WHAT TO PRODUCE: Print the lines of the data from the line with "close-panel-icon[interactable]: ✕ xyxy=(136,96,144,107)" up to and including the line with "arrange-icon[interactable] xyxy=(422,38,442,58)", with nothing changed.
╭─ EXERCISE INPUTS
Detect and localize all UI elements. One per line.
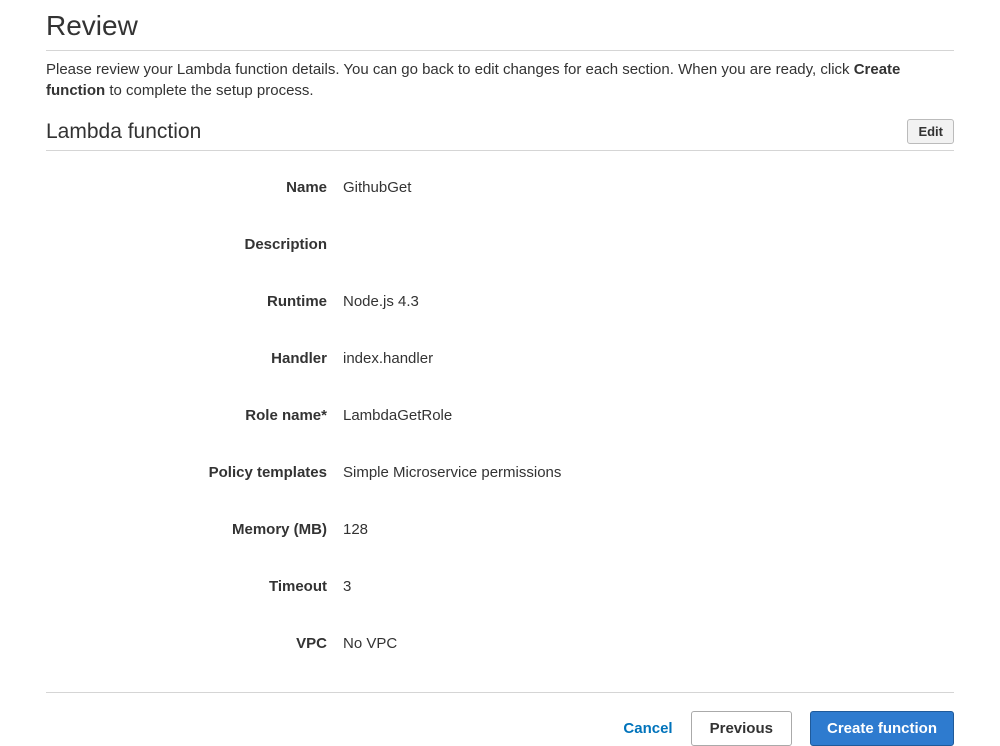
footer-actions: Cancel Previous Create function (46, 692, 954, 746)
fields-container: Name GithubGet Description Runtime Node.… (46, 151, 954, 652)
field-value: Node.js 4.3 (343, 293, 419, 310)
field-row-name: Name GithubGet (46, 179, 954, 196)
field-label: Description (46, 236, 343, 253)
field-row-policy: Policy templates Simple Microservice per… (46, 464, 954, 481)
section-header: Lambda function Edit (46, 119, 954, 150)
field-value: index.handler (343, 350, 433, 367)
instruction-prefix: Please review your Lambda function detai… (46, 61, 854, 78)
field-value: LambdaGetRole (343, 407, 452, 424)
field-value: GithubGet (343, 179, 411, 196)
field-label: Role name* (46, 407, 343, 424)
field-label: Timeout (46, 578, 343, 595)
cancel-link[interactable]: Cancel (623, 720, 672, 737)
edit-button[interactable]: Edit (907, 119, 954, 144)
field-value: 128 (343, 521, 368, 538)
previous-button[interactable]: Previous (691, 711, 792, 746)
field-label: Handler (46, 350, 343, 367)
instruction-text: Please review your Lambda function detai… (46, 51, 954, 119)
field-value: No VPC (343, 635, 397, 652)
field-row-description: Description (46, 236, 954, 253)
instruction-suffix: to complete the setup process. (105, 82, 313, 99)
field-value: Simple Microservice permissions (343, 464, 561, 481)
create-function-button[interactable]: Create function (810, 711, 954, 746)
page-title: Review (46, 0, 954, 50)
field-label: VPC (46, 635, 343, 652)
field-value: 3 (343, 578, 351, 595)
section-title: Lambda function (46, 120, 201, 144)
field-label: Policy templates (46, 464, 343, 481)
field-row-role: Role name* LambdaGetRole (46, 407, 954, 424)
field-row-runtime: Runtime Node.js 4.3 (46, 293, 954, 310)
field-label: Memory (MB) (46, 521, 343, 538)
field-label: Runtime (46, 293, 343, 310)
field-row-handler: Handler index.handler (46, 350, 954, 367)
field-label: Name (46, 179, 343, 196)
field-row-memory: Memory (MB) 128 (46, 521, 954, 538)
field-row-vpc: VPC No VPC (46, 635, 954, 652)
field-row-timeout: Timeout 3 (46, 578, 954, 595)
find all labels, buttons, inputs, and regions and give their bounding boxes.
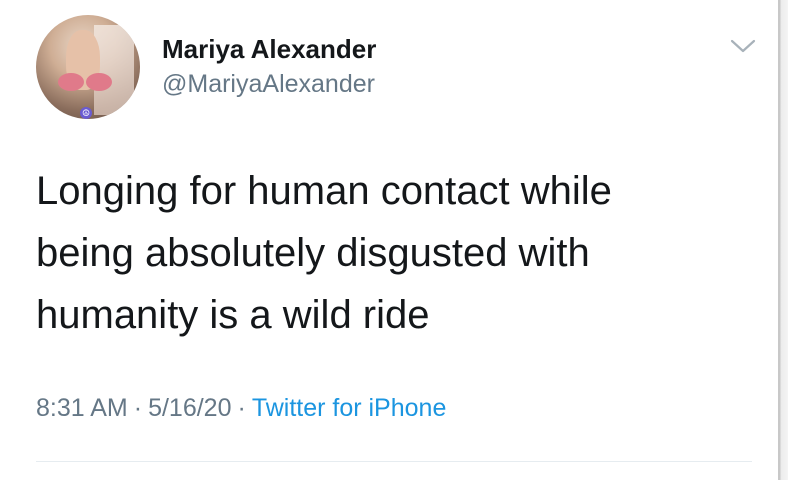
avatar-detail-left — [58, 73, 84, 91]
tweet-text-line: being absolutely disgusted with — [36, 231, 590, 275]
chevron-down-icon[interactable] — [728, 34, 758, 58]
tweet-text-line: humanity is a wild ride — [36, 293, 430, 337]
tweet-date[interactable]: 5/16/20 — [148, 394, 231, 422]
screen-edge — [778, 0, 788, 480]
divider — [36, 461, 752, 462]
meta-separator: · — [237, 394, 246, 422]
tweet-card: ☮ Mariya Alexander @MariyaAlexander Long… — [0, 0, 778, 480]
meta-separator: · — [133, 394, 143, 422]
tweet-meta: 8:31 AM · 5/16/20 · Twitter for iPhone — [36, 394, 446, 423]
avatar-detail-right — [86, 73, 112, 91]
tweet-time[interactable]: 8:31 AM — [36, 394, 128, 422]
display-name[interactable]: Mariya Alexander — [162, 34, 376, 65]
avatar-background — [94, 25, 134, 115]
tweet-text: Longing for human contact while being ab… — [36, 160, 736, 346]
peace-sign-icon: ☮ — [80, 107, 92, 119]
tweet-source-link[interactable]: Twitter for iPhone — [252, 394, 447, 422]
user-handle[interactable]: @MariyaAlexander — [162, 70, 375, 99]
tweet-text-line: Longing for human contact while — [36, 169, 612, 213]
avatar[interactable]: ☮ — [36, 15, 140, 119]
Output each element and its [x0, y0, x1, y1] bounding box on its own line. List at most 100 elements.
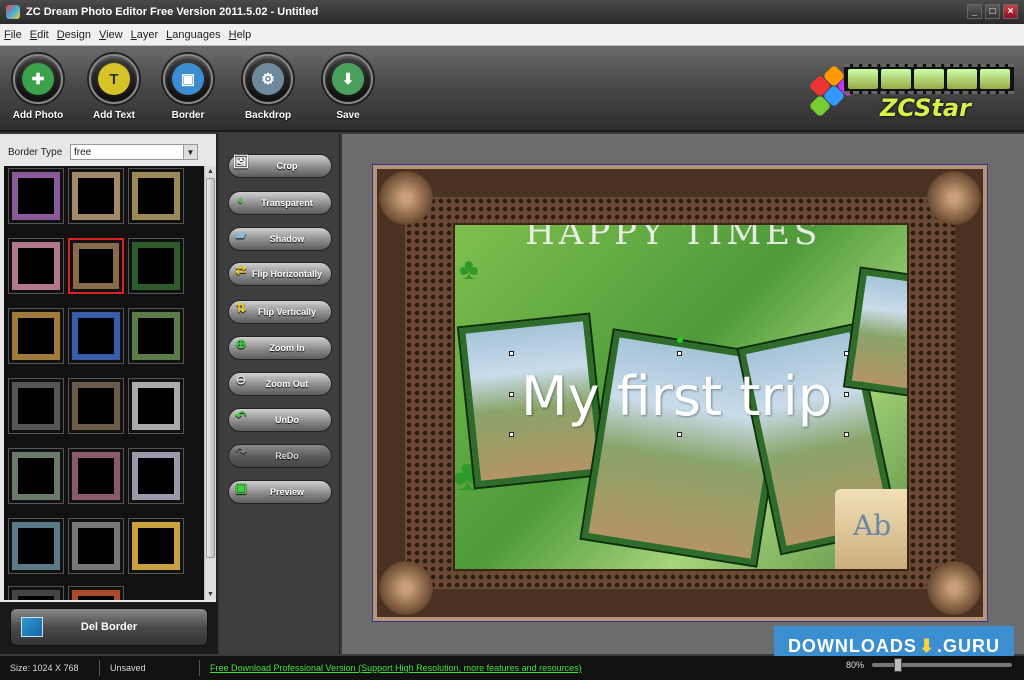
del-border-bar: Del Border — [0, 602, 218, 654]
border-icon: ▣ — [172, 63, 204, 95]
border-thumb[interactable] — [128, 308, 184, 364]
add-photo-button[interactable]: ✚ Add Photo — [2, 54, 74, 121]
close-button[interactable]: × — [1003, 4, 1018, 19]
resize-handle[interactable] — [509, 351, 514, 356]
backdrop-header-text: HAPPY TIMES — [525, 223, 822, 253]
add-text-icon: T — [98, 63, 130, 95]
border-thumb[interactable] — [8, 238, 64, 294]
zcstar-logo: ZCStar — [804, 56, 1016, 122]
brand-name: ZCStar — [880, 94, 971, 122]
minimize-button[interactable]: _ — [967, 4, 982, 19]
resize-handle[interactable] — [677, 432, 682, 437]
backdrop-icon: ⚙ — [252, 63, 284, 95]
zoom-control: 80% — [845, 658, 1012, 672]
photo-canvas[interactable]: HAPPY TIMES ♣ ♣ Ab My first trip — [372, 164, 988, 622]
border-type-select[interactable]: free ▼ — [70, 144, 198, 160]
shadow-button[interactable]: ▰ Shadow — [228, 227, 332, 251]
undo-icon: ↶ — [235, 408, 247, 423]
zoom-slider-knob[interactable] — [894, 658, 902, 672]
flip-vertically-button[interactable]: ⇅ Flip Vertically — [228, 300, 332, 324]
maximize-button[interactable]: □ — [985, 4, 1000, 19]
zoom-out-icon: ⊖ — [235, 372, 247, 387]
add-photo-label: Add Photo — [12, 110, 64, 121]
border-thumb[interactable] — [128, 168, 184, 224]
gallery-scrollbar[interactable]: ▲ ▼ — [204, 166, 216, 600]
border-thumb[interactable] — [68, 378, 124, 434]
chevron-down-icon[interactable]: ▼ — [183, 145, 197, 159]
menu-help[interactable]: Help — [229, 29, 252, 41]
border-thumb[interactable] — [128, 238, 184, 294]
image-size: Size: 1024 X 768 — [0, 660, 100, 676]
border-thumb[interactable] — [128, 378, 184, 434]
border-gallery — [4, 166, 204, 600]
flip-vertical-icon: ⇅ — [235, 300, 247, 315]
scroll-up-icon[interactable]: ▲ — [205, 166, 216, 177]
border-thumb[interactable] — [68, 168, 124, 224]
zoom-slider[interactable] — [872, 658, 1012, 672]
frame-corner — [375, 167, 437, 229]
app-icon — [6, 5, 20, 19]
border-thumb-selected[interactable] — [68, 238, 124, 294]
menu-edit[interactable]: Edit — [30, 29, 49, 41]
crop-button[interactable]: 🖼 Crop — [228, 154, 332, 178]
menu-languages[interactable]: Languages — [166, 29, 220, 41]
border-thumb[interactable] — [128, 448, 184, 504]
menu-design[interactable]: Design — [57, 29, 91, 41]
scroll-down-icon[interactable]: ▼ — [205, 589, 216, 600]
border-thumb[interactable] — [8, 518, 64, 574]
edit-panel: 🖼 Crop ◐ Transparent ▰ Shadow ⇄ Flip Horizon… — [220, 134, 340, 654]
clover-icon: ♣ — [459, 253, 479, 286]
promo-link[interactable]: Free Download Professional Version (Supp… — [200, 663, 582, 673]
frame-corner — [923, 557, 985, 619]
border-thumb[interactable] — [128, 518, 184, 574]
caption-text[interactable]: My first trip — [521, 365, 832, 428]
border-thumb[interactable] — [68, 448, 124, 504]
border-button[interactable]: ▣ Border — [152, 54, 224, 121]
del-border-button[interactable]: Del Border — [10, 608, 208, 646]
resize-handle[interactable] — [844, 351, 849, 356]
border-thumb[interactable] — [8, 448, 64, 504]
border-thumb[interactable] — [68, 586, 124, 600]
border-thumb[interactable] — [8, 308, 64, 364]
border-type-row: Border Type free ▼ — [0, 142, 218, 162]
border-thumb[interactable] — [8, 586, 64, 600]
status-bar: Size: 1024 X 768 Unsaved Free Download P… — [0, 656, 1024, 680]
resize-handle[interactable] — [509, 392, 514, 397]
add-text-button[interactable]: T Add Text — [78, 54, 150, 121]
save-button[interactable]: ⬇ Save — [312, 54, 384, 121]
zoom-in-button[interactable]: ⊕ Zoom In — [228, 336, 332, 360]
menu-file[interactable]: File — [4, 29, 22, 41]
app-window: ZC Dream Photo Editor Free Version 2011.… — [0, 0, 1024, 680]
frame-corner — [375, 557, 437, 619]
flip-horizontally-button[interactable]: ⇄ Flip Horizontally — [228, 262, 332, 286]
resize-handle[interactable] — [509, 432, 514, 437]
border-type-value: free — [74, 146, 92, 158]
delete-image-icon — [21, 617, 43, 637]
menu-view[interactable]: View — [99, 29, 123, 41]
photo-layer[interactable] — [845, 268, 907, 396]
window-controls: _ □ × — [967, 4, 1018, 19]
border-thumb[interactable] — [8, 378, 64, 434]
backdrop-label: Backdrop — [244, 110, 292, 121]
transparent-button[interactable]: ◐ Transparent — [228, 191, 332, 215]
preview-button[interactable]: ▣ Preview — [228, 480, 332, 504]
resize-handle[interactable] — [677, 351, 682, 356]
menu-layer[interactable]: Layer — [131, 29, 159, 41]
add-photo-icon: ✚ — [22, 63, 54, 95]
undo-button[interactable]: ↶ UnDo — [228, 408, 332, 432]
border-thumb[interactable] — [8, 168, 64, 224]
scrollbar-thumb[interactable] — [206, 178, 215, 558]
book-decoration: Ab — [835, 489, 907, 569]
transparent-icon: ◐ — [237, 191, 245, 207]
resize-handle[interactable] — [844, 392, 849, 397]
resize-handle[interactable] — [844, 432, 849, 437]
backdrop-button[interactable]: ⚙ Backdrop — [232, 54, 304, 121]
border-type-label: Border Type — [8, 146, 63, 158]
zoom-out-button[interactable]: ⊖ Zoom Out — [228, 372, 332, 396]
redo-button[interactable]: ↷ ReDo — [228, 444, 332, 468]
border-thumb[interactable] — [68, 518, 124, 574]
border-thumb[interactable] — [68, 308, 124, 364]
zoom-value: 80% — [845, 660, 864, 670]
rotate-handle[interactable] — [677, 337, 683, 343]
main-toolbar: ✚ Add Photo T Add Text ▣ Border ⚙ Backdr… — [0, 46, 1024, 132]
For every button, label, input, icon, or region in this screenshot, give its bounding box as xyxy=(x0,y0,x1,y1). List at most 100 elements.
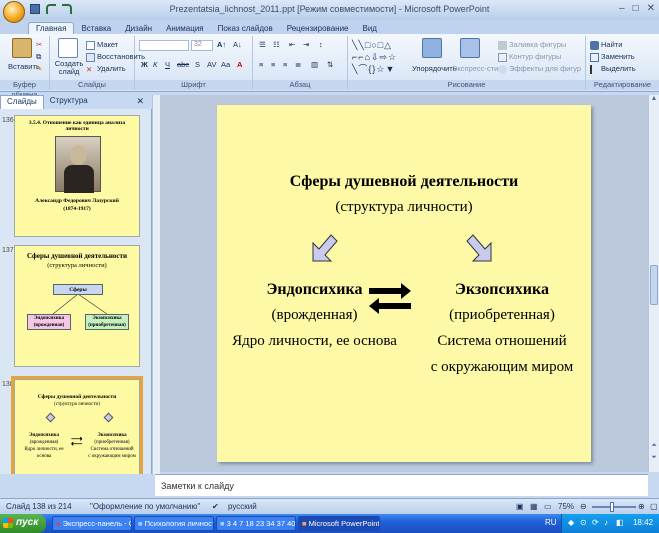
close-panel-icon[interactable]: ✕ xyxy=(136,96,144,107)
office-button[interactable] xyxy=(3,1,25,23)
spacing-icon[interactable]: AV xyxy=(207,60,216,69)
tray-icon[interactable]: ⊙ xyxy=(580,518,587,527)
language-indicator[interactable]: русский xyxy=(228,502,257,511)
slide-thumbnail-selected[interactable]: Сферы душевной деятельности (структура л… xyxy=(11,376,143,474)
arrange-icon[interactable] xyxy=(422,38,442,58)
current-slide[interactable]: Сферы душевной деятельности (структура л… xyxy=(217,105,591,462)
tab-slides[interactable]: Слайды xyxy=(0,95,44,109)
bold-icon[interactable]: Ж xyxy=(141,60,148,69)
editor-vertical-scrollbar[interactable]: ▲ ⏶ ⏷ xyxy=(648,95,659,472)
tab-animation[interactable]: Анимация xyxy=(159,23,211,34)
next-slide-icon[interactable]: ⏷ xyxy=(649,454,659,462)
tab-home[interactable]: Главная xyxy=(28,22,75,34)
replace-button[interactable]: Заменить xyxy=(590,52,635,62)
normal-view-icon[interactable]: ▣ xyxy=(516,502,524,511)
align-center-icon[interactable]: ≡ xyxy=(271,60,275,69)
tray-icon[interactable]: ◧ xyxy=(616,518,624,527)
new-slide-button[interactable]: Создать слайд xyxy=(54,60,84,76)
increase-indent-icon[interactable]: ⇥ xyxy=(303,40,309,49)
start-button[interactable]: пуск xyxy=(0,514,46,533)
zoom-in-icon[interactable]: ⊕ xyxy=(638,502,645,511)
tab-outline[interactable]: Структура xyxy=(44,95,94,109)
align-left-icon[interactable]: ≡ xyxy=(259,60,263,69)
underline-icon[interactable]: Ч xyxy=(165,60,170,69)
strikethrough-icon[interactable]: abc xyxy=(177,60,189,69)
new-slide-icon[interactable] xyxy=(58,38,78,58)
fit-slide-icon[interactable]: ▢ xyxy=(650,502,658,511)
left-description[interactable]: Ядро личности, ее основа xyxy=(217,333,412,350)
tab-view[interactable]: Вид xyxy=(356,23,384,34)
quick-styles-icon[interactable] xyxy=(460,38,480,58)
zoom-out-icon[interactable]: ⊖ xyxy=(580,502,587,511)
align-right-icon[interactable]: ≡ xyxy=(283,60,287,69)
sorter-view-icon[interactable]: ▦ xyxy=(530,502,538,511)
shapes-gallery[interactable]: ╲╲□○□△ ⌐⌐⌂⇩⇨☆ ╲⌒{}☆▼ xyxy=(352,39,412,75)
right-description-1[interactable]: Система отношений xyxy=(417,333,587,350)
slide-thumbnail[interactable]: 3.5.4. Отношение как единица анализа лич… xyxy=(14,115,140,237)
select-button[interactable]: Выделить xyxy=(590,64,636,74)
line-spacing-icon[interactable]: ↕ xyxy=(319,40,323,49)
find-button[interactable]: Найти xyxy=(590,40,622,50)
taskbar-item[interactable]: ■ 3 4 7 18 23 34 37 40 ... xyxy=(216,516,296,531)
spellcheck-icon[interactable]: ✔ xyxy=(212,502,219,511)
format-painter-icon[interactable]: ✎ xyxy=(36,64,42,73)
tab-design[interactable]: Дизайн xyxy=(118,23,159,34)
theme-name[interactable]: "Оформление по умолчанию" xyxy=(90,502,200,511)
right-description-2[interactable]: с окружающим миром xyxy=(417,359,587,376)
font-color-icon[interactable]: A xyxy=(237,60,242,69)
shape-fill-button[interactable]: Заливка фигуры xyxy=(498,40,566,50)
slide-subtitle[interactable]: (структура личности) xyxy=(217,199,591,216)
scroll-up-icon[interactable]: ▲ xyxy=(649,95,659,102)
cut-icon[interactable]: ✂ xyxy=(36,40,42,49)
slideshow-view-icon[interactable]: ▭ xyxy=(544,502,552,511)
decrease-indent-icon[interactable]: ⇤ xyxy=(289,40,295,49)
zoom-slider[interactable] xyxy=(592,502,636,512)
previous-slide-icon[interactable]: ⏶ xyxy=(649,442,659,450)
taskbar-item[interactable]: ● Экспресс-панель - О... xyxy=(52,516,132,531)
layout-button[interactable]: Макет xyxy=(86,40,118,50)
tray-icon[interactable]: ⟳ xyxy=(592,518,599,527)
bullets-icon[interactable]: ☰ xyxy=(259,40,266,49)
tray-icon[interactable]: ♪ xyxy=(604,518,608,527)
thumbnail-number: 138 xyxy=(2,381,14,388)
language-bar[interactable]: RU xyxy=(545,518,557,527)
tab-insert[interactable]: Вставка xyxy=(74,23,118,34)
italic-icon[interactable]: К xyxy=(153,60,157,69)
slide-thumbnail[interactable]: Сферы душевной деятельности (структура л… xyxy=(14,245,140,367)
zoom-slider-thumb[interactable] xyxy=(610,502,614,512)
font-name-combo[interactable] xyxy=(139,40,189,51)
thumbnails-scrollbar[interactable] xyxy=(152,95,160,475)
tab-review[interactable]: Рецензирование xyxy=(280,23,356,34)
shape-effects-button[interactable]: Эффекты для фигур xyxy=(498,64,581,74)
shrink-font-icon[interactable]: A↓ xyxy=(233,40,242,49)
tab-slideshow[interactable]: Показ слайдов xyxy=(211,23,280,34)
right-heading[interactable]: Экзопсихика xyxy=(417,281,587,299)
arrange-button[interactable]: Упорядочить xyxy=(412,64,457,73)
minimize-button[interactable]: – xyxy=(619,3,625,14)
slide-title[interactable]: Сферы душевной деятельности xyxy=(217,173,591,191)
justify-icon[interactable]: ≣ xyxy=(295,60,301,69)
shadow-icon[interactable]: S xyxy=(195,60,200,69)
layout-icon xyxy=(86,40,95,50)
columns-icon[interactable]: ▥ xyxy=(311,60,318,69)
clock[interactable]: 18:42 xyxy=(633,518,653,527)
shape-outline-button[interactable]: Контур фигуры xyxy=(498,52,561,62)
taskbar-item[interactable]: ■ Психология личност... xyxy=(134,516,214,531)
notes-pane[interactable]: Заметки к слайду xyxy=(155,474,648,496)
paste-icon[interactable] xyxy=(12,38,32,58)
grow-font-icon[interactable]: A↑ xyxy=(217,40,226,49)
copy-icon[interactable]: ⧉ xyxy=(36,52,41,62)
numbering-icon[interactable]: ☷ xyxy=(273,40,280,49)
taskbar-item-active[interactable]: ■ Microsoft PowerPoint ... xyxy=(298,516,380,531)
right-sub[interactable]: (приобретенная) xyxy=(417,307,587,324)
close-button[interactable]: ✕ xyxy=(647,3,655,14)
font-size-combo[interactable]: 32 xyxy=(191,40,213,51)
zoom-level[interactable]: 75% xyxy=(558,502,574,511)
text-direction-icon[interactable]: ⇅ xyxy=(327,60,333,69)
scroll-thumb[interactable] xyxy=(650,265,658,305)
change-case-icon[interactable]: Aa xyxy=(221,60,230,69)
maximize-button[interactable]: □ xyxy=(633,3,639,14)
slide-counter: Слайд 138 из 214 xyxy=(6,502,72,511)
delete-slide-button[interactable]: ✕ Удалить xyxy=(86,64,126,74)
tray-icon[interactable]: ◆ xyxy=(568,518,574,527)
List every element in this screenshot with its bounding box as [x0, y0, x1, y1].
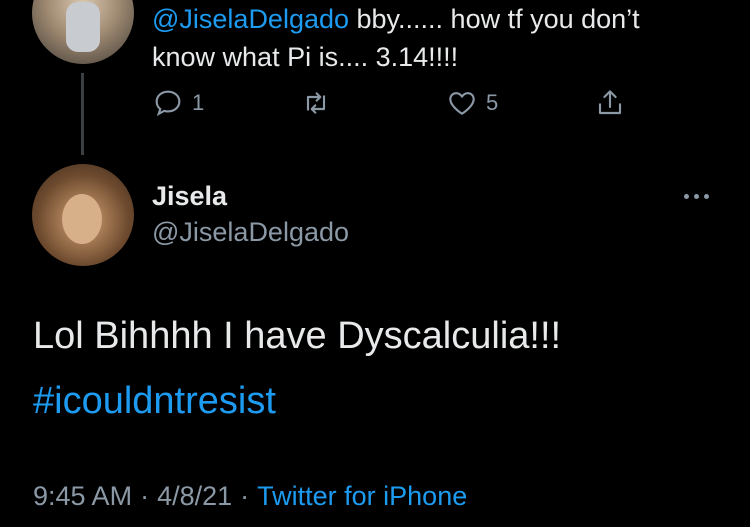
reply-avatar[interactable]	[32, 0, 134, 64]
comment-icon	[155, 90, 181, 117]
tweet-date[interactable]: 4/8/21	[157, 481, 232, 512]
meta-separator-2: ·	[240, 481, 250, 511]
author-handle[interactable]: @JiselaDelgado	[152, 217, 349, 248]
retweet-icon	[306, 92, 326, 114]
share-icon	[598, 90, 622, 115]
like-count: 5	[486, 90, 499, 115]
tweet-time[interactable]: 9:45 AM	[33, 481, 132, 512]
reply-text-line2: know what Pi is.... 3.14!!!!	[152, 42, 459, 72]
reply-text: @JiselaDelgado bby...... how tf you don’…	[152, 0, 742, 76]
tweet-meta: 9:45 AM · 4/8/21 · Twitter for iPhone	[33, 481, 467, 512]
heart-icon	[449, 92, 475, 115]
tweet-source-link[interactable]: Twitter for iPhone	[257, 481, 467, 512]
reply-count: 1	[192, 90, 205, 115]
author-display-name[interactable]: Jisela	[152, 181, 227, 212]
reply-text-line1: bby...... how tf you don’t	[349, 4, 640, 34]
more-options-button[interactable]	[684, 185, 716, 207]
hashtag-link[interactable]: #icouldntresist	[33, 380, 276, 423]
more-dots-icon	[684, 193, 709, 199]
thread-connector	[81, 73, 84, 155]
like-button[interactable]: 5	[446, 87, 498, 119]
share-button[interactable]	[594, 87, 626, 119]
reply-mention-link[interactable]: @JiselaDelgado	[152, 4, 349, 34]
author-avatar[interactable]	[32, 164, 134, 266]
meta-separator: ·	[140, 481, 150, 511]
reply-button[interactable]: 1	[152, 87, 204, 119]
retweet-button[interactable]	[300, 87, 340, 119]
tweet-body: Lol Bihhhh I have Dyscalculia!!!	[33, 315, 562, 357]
╰─
EXERCISE SOLUTION:
close-panel-icon[interactable]: ✕ xyxy=(136,96,144,107)
office-button[interactable] xyxy=(3,1,25,23)
spacing-icon[interactable]: AV xyxy=(207,60,216,69)
tray-icon[interactable]: ⊙ xyxy=(580,518,587,527)
language-indicator[interactable]: русский xyxy=(228,502,257,511)
slide-thumbnail-selected[interactable]: Сферы душевной деятельности (структура л… xyxy=(11,376,143,474)
arrange-icon[interactable] xyxy=(422,38,442,58)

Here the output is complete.